| THE TASK |
Images appear in the records below; leave them out and repeat everything else exactly.

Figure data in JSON
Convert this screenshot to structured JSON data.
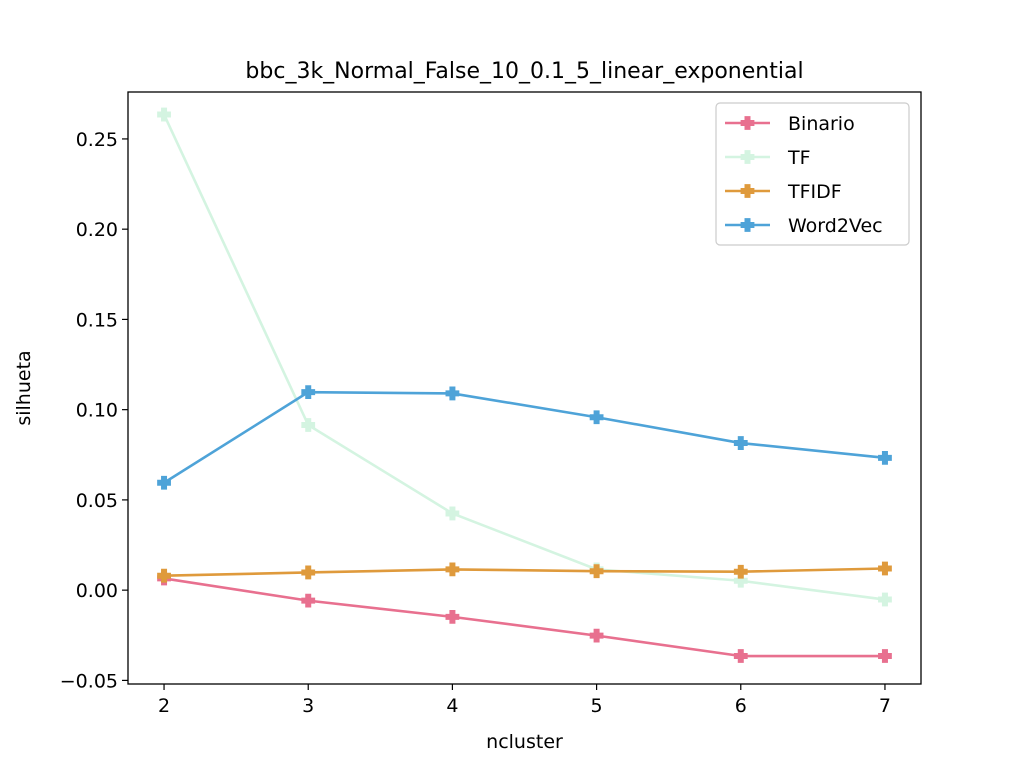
{
  "chart_data": {
    "type": "line",
    "title": "bbc_3k_Normal_False_10_0.1_5_linear_exponential",
    "xlabel": "ncluster",
    "ylabel": "silhueta",
    "x": [
      2,
      3,
      4,
      5,
      6,
      7
    ],
    "xlim": [
      1.75,
      7.25
    ],
    "ylim": [
      -0.052,
      0.276
    ],
    "xticks": [
      2,
      3,
      4,
      5,
      6,
      7
    ],
    "xtick_labels": [
      "2",
      "3",
      "4",
      "5",
      "6",
      "7"
    ],
    "yticks": [
      -0.05,
      0.0,
      0.05,
      0.1,
      0.15,
      0.2,
      0.25
    ],
    "ytick_labels": [
      "−0.05",
      "0.00",
      "0.05",
      "0.10",
      "0.15",
      "0.20",
      "0.25"
    ],
    "grid": false,
    "legend_position": "top-right",
    "series": [
      {
        "name": "Binario",
        "color": "#e8708f",
        "values": [
          0.0065,
          -0.0058,
          -0.0148,
          -0.0252,
          -0.0365,
          -0.0365
        ]
      },
      {
        "name": "TF",
        "color": "#d4f4e1",
        "values": [
          0.2635,
          0.0915,
          0.0425,
          0.0115,
          0.0052,
          -0.0052
        ]
      },
      {
        "name": "TFIDF",
        "color": "#df9a3c",
        "values": [
          0.008,
          0.0098,
          0.0115,
          0.0105,
          0.0102,
          0.012
        ]
      },
      {
        "name": "Word2Vec",
        "color": "#4ea3d8",
        "values": [
          0.0595,
          0.1097,
          0.109,
          0.0958,
          0.0815,
          0.0733
        ]
      }
    ]
  }
}
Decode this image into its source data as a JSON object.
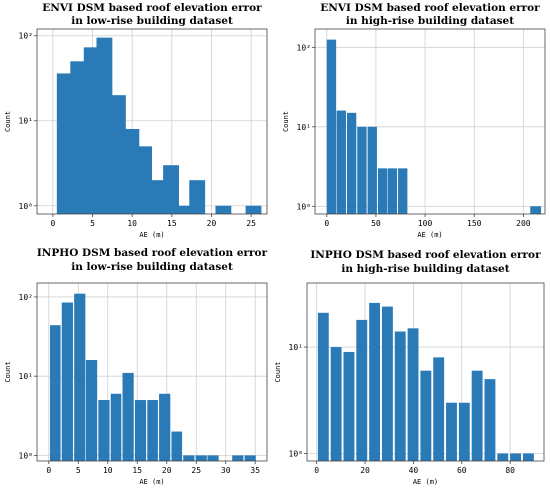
{
  "chart_data": [
    {
      "type": "bar",
      "title": [
        "ENVI DSM based roof elevation error",
        "in low-rise building dataset"
      ],
      "xlabel": "AE (m)",
      "ylabel": "Count",
      "yscale": "log",
      "grid": true,
      "xlim": [
        -2,
        27
      ],
      "ylim": [
        0.8,
        120
      ],
      "xticks": [
        0,
        5,
        10,
        15,
        20,
        25
      ],
      "yticks": [
        {
          "v": 1,
          "label": "10⁰"
        },
        {
          "v": 10,
          "label": "10¹"
        },
        {
          "v": 100,
          "label": "10²"
        }
      ],
      "bins": [
        [
          0.5,
          2.5
        ],
        [
          2.2,
          4.2
        ],
        [
          3.9,
          5.9
        ],
        [
          5.5,
          7.5
        ],
        [
          7.2,
          9.2
        ],
        [
          8.9,
          10.9
        ],
        [
          10.5,
          12.5
        ],
        [
          12.2,
          14.2
        ],
        [
          13.9,
          15.9
        ],
        [
          15.5,
          17.5
        ],
        [
          17.2,
          19.2
        ],
        [
          20.5,
          22.5
        ],
        [
          24.3,
          26.3
        ]
      ],
      "values": [
        36,
        50,
        73,
        95,
        20,
        8,
        5,
        2,
        3,
        1,
        2,
        1,
        1
      ]
    },
    {
      "type": "bar",
      "title": [
        "ENVI DSM based roof elevation error",
        "in high-rise building dataset"
      ],
      "xlabel": "AE (m)",
      "ylabel": "Count",
      "yscale": "log",
      "grid": true,
      "xlim": [
        -12,
        222
      ],
      "ylim": [
        0.8,
        170
      ],
      "xticks": [
        0,
        50,
        100,
        150,
        200
      ],
      "yticks": [
        {
          "v": 1,
          "label": "10⁰"
        },
        {
          "v": 10,
          "label": "10¹"
        },
        {
          "v": 100,
          "label": "10²"
        }
      ],
      "bins": [
        [
          0,
          9.5
        ],
        [
          10,
          19.5
        ],
        [
          20.5,
          30
        ],
        [
          31,
          40.5
        ],
        [
          41.5,
          51
        ],
        [
          52,
          61.5
        ],
        [
          62,
          71.5
        ],
        [
          72.5,
          82
        ],
        [
          207,
          218
        ]
      ],
      "values": [
        125,
        16,
        15,
        10,
        10,
        3,
        3,
        3,
        1
      ]
    },
    {
      "type": "bar",
      "title": [
        "INPHO DSM based roof elevation error",
        "in low-rise building dataset"
      ],
      "xlabel": "AE (m)",
      "ylabel": "Count",
      "yscale": "log",
      "grid": true,
      "xlim": [
        -2,
        37
      ],
      "ylim": [
        0.85,
        150
      ],
      "xticks": [
        0,
        5,
        10,
        15,
        20,
        25,
        30,
        35
      ],
      "yticks": [
        {
          "v": 1,
          "label": "10⁰"
        },
        {
          "v": 10,
          "label": "10¹"
        },
        {
          "v": 100,
          "label": "10²"
        }
      ],
      "bins": [
        [
          0.2,
          2
        ],
        [
          2.2,
          4.1
        ],
        [
          4.3,
          6.2
        ],
        [
          6.3,
          8.2
        ],
        [
          8.4,
          10.3
        ],
        [
          10.5,
          12.3
        ],
        [
          12.5,
          14.4
        ],
        [
          14.6,
          16.5
        ],
        [
          16.7,
          18.5
        ],
        [
          18.7,
          20.6
        ],
        [
          20.8,
          22.6
        ],
        [
          22.8,
          24.7
        ],
        [
          24.9,
          26.8
        ],
        [
          26.9,
          28.8
        ],
        [
          31.1,
          33
        ],
        [
          33.2,
          35.1
        ]
      ],
      "values": [
        44,
        85,
        110,
        16,
        5,
        6,
        11,
        5,
        5,
        6,
        2,
        1,
        1,
        1,
        1,
        1
      ]
    },
    {
      "type": "bar",
      "title": [
        "INPHO DSM based roof elevation error",
        "in high-rise building dataset"
      ],
      "xlabel": "AE (m)",
      "ylabel": "Count",
      "yscale": "log",
      "grid": true,
      "xlim": [
        -4,
        94
      ],
      "ylim": [
        0.85,
        40
      ],
      "xticks": [
        0,
        20,
        40,
        60,
        80
      ],
      "yticks": [
        {
          "v": 1,
          "label": "10⁰"
        },
        {
          "v": 10,
          "label": "10¹"
        }
      ],
      "bins": [
        [
          0.5,
          5
        ],
        [
          5.8,
          10.3
        ],
        [
          11.1,
          15.6
        ],
        [
          16.4,
          20.9
        ],
        [
          21.7,
          26.2
        ],
        [
          27,
          31.5
        ],
        [
          32.3,
          36.8
        ],
        [
          37.6,
          42.1
        ],
        [
          42.9,
          47.4
        ],
        [
          48.2,
          52.7
        ],
        [
          53.5,
          58
        ],
        [
          58.8,
          63.3
        ],
        [
          64.1,
          68.6
        ],
        [
          69.4,
          73.9
        ],
        [
          74.7,
          79.2
        ],
        [
          80,
          84.5
        ],
        [
          85.3,
          89.8
        ]
      ],
      "values": [
        21,
        10,
        9,
        18,
        26,
        24,
        14,
        15,
        6,
        8,
        3,
        3,
        6,
        5,
        1,
        1,
        1
      ]
    }
  ]
}
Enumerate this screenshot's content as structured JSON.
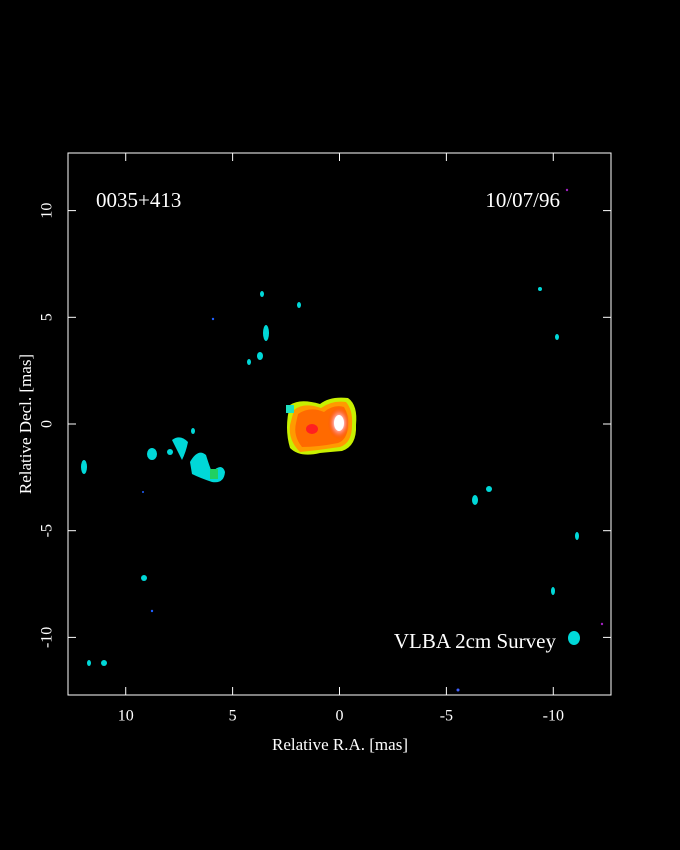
{
  "chart_data": {
    "type": "image",
    "annotations": [
      "0035+413",
      "10/07/96",
      "VLBA 2cm Survey"
    ],
    "xlabel": "Relative R.A. [mas]",
    "ylabel": "Relative Decl. [mas]",
    "xlim": [
      12.7,
      -12.7
    ],
    "xticks": [
      10,
      5,
      0,
      -5,
      -10
    ],
    "ylim": [
      -12.7,
      12.7
    ],
    "yticks": [
      10,
      5,
      0,
      -5,
      -10
    ]
  }
}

| RESULT OF THIS EXERCISE |
Convert this screenshot to structured JSON data.
{
  "chart_data": {
    "type": "line",
    "title": "bbc_3k_Normal_False_10_0.1_5_linear_exponential",
    "xlabel": "ncluster",
    "ylabel": "silhueta",
    "x": [
      2,
      3,
      4,
      5,
      6,
      7
    ],
    "xlim": [
      1.75,
      7.25
    ],
    "ylim": [
      -0.052,
      0.276
    ],
    "xticks": [
      2,
      3,
      4,
      5,
      6,
      7
    ],
    "xtick_labels": [
      "2",
      "3",
      "4",
      "5",
      "6",
      "7"
    ],
    "yticks": [
      -0.05,
      0.0,
      0.05,
      0.1,
      0.15,
      0.2,
      0.25
    ],
    "ytick_labels": [
      "−0.05",
      "0.00",
      "0.05",
      "0.10",
      "0.15",
      "0.20",
      "0.25"
    ],
    "grid": false,
    "legend_position": "top-right",
    "series": [
      {
        "name": "Binario",
        "color": "#e8708f",
        "values": [
          0.0065,
          -0.0058,
          -0.0148,
          -0.0252,
          -0.0365,
          -0.0365
        ]
      },
      {
        "name": "TF",
        "color": "#d4f4e1",
        "values": [
          0.2635,
          0.0915,
          0.0425,
          0.0115,
          0.0052,
          -0.0052
        ]
      },
      {
        "name": "TFIDF",
        "color": "#df9a3c",
        "values": [
          0.008,
          0.0098,
          0.0115,
          0.0105,
          0.0102,
          0.012
        ]
      },
      {
        "name": "Word2Vec",
        "color": "#4ea3d8",
        "values": [
          0.0595,
          0.1097,
          0.109,
          0.0958,
          0.0815,
          0.0733
        ]
      }
    ]
  }
}
Decode this image into its source data as a JSON object.
{
  "chart_data": [
    {
      "type": "bar",
      "title": [
        "ENVI DSM based roof elevation error",
        "in low-rise building dataset"
      ],
      "xlabel": "AE (m)",
      "ylabel": "Count",
      "yscale": "log",
      "grid": true,
      "xlim": [
        -2,
        27
      ],
      "ylim": [
        0.8,
        120
      ],
      "xticks": [
        0,
        5,
        10,
        15,
        20,
        25
      ],
      "yticks": [
        {
          "v": 1,
          "label": "10⁰"
        },
        {
          "v": 10,
          "label": "10¹"
        },
        {
          "v": 100,
          "label": "10²"
        }
      ],
      "bins": [
        [
          0.5,
          2.5
        ],
        [
          2.2,
          4.2
        ],
        [
          3.9,
          5.9
        ],
        [
          5.5,
          7.5
        ],
        [
          7.2,
          9.2
        ],
        [
          8.9,
          10.9
        ],
        [
          10.5,
          12.5
        ],
        [
          12.2,
          14.2
        ],
        [
          13.9,
          15.9
        ],
        [
          15.5,
          17.5
        ],
        [
          17.2,
          19.2
        ],
        [
          20.5,
          22.5
        ],
        [
          24.3,
          26.3
        ]
      ],
      "values": [
        36,
        50,
        73,
        95,
        20,
        8,
        5,
        2,
        3,
        1,
        2,
        1,
        1
      ]
    },
    {
      "type": "bar",
      "title": [
        "ENVI DSM based roof elevation error",
        "in high-rise building dataset"
      ],
      "xlabel": "AE (m)",
      "ylabel": "Count",
      "yscale": "log",
      "grid": true,
      "xlim": [
        -12,
        222
      ],
      "ylim": [
        0.8,
        170
      ],
      "xticks": [
        0,
        50,
        100,
        150,
        200
      ],
      "yticks": [
        {
          "v": 1,
          "label": "10⁰"
        },
        {
          "v": 10,
          "label": "10¹"
        },
        {
          "v": 100,
          "label": "10²"
        }
      ],
      "bins": [
        [
          0,
          9.5
        ],
        [
          10,
          19.5
        ],
        [
          20.5,
          30
        ],
        [
          31,
          40.5
        ],
        [
          41.5,
          51
        ],
        [
          52,
          61.5
        ],
        [
          62,
          71.5
        ],
        [
          72.5,
          82
        ],
        [
          207,
          218
        ]
      ],
      "values": [
        125,
        16,
        15,
        10,
        10,
        3,
        3,
        3,
        1
      ]
    },
    {
      "type": "bar",
      "title": [
        "INPHO DSM based roof elevation error",
        "in low-rise building dataset"
      ],
      "xlabel": "AE (m)",
      "ylabel": "Count",
      "yscale": "log",
      "grid": true,
      "xlim": [
        -2,
        37
      ],
      "ylim": [
        0.85,
        150
      ],
      "xticks": [
        0,
        5,
        10,
        15,
        20,
        25,
        30,
        35
      ],
      "yticks": [
        {
          "v": 1,
          "label": "10⁰"
        },
        {
          "v": 10,
          "label": "10¹"
        },
        {
          "v": 100,
          "label": "10²"
        }
      ],
      "bins": [
        [
          0.2,
          2
        ],
        [
          2.2,
          4.1
        ],
        [
          4.3,
          6.2
        ],
        [
          6.3,
          8.2
        ],
        [
          8.4,
          10.3
        ],
        [
          10.5,
          12.3
        ],
        [
          12.5,
          14.4
        ],
        [
          14.6,
          16.5
        ],
        [
          16.7,
          18.5
        ],
        [
          18.7,
          20.6
        ],
        [
          20.8,
          22.6
        ],
        [
          22.8,
          24.7
        ],
        [
          24.9,
          26.8
        ],
        [
          26.9,
          28.8
        ],
        [
          31.1,
          33
        ],
        [
          33.2,
          35.1
        ]
      ],
      "values": [
        44,
        85,
        110,
        16,
        5,
        6,
        11,
        5,
        5,
        6,
        2,
        1,
        1,
        1,
        1,
        1
      ]
    },
    {
      "type": "bar",
      "title": [
        "INPHO DSM based roof elevation error",
        "in high-rise building dataset"
      ],
      "xlabel": "AE (m)",
      "ylabel": "Count",
      "yscale": "log",
      "grid": true,
      "xlim": [
        -4,
        94
      ],
      "ylim": [
        0.85,
        40
      ],
      "xticks": [
        0,
        20,
        40,
        60,
        80
      ],
      "yticks": [
        {
          "v": 1,
          "label": "10⁰"
        },
        {
          "v": 10,
          "label": "10¹"
        }
      ],
      "bins": [
        [
          0.5,
          5
        ],
        [
          5.8,
          10.3
        ],
        [
          11.1,
          15.6
        ],
        [
          16.4,
          20.9
        ],
        [
          21.7,
          26.2
        ],
        [
          27,
          31.5
        ],
        [
          32.3,
          36.8
        ],
        [
          37.6,
          42.1
        ],
        [
          42.9,
          47.4
        ],
        [
          48.2,
          52.7
        ],
        [
          53.5,
          58
        ],
        [
          58.8,
          63.3
        ],
        [
          64.1,
          68.6
        ],
        [
          69.4,
          73.9
        ],
        [
          74.7,
          79.2
        ],
        [
          80,
          84.5
        ],
        [
          85.3,
          89.8
        ]
      ],
      "values": [
        21,
        10,
        9,
        18,
        26,
        24,
        14,
        15,
        6,
        8,
        3,
        3,
        6,
        5,
        1,
        1,
        1
      ]
    }
  ]
}
Enumerate this screenshot's content as structured JSON.
{
  "chart_data": {
    "type": "image",
    "annotations": [
      "0035+413",
      "10/07/96",
      "VLBA 2cm Survey"
    ],
    "xlabel": "Relative R.A. [mas]",
    "ylabel": "Relative Decl. [mas]",
    "xlim": [
      12.7,
      -12.7
    ],
    "xticks": [
      10,
      5,
      0,
      -5,
      -10
    ],
    "ylim": [
      -12.7,
      12.7
    ],
    "yticks": [
      10,
      5,
      0,
      -5,
      -10
    ]
  }
}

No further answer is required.